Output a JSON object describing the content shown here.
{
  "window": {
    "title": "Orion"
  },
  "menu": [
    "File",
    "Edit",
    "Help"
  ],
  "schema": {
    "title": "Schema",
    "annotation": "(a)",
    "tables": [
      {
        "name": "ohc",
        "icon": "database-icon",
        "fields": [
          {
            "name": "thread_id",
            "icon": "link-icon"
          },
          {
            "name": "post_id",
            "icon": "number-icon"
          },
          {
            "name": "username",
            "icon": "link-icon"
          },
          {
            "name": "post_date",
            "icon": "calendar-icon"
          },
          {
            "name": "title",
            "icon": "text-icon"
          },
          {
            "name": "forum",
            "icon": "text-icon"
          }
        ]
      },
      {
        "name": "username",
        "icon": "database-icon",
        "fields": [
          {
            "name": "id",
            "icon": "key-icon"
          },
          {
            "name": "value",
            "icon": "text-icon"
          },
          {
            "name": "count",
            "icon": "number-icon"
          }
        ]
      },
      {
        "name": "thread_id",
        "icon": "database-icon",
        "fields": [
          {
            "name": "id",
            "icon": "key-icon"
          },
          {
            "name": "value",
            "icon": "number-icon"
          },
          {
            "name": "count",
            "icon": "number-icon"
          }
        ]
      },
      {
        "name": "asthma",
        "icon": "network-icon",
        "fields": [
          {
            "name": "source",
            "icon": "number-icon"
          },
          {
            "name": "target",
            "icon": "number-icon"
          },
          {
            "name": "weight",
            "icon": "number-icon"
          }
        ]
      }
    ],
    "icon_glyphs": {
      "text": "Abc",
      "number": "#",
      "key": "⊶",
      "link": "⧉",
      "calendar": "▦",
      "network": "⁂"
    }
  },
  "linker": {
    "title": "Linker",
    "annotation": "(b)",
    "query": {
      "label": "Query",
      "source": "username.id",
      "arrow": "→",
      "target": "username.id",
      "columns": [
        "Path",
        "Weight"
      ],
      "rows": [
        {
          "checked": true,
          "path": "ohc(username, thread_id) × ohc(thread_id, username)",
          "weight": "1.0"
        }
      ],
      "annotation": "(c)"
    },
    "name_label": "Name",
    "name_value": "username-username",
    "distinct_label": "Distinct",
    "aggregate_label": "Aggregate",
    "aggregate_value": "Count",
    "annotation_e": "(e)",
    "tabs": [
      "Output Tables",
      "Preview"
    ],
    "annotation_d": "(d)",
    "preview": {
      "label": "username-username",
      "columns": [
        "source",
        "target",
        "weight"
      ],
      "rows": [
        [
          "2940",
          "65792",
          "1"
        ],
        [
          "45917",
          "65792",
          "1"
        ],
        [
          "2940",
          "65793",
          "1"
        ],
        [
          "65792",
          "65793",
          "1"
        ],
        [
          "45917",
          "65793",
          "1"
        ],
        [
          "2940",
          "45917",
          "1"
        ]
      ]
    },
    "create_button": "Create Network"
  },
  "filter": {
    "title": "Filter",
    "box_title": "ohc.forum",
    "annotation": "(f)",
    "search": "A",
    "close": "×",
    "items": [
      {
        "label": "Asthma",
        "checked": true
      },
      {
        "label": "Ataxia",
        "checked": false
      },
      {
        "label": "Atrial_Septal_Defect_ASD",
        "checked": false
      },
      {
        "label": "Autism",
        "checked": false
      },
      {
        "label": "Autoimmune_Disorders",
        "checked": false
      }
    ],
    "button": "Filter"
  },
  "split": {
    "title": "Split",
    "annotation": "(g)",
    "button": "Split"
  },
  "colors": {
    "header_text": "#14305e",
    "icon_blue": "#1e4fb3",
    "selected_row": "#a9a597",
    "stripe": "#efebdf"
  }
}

○ ○ ○ ○

PROMPT:
Report all lines of the data above that include the string "source".

OUTPUT BELOW:
            "name": "source",
      "source": "username.id",
        "source",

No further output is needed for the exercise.